## [JOB]
Copy every line that holds "icon".

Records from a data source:
# # #

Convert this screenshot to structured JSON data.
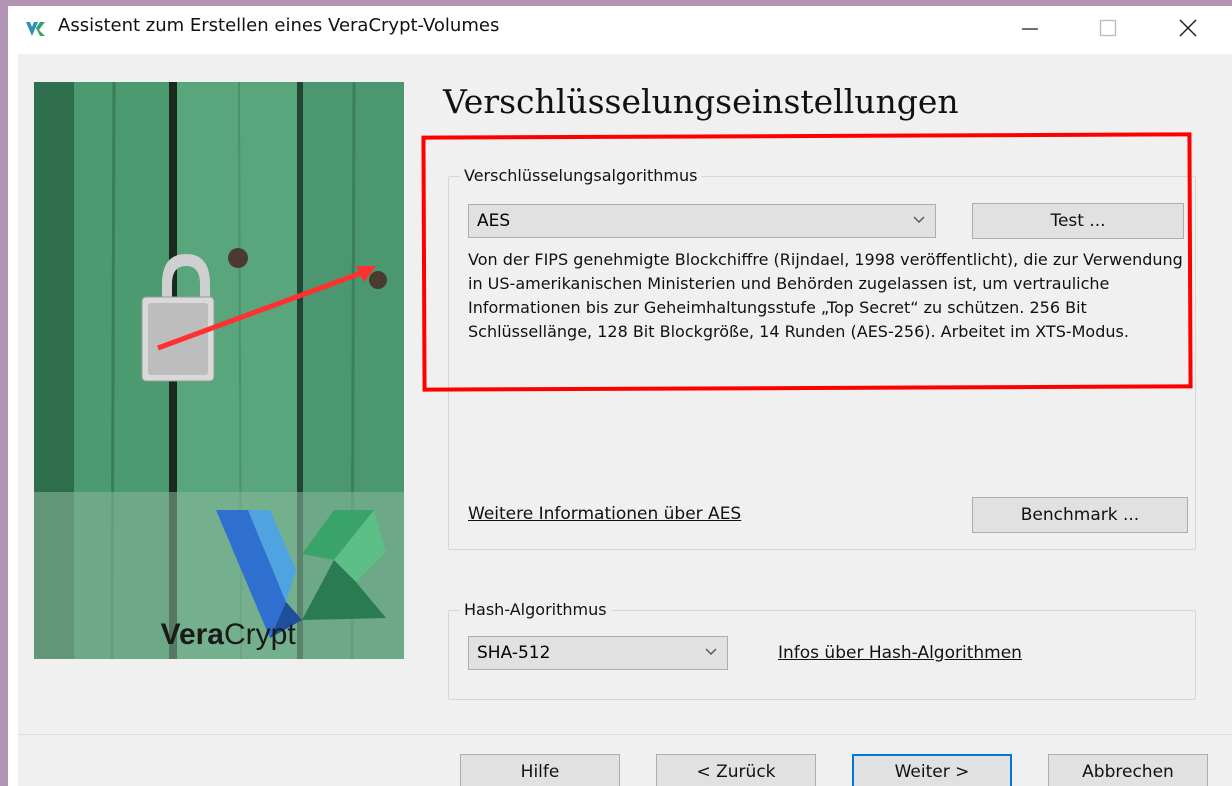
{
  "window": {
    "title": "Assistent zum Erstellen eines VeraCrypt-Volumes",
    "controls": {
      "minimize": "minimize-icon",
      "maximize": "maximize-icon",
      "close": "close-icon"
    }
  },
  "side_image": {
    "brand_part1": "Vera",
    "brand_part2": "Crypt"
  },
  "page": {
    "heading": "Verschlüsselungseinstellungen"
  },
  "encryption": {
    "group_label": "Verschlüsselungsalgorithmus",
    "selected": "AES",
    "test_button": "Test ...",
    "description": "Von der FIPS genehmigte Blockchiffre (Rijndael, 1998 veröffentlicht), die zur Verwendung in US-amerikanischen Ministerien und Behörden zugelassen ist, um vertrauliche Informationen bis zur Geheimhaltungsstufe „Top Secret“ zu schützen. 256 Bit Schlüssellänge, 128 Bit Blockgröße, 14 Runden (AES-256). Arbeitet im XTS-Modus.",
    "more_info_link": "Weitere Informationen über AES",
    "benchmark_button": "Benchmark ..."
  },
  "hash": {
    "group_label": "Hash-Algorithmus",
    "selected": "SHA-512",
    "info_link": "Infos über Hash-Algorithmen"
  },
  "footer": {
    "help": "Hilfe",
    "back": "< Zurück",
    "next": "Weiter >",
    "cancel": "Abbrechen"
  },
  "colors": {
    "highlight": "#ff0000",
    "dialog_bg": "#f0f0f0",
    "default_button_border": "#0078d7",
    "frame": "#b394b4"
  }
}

# # #

## [EXPECTED ANSWER]
      "minimize": "minimize-icon",
      "maximize": "maximize-icon",
      "close": "close-icon"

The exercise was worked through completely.